DATA PROVIDED ::
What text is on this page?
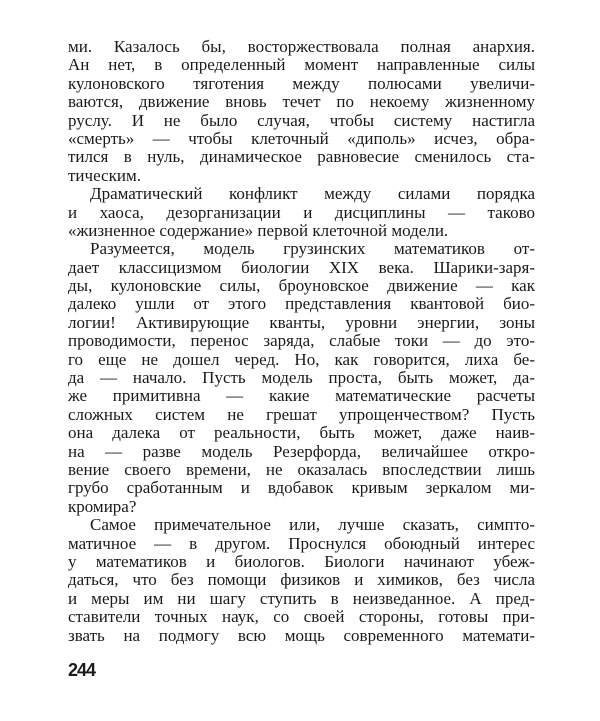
ми. Казалось бы, восторжествовала полная анархия.
Ан нет, в определенный момент направленные силы
кулоновского тяготения между полюсами увеличи-
ваются, движение вновь течет по некоему жизненному
руслу. И не было случая, чтобы систему настигла
«смерть» — чтобы клеточный «диполь» исчез, обра-
тился в нуль, динамическое равновесие сменилось ста-
тическим.
Драматический конфликт между силами порядка
и хаоса, дезорганизации и дисциплины — таково
«жизненное содержание» первой клеточной модели.
Разумеется, модель грузинских математиков от-
дает классицизмом биологии XIX века. Шарики-заря-
ды, кулоновские силы, броуновское движение — как
далеко ушли от этого представления квантовой био-
логии! Активирующие кванты, уровни энергии, зоны
проводимости, перенос заряда, слабые токи — до это-
го еще не дошел черед. Но, как говорится, лиха бе-
да — начало. Пусть модель проста, быть может, да-
же примитивна — какие математические расчеты
сложных систем не грешат упрощенчеством? Пусть
она далека от реальности, быть может, даже наив-
на — разве модель Резерфорда, величайшее откро-
вение своего времени, не оказалась впоследствии лишь
грубо сработанным и вдобавок кривым зеркалом ми-
кромира?
Самое примечательное или, лучше сказать, симпто-
матичное — в другом. Проснулся обоюдный интерес
у математиков и биологов. Биологи начинают убеж-
даться, что без помощи физиков и химиков, без числа
и меры им ни шагу ступить в неизведанное. А пред-
ставители точных наук, со своей стороны, готовы при-
звать на подмогу всю мощь современного математи-
244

TASK DETAILS :: Check every line of the entries above for the word "быть" and report how many lines contain it, giving the number only.

FINAL ANSWER :: 2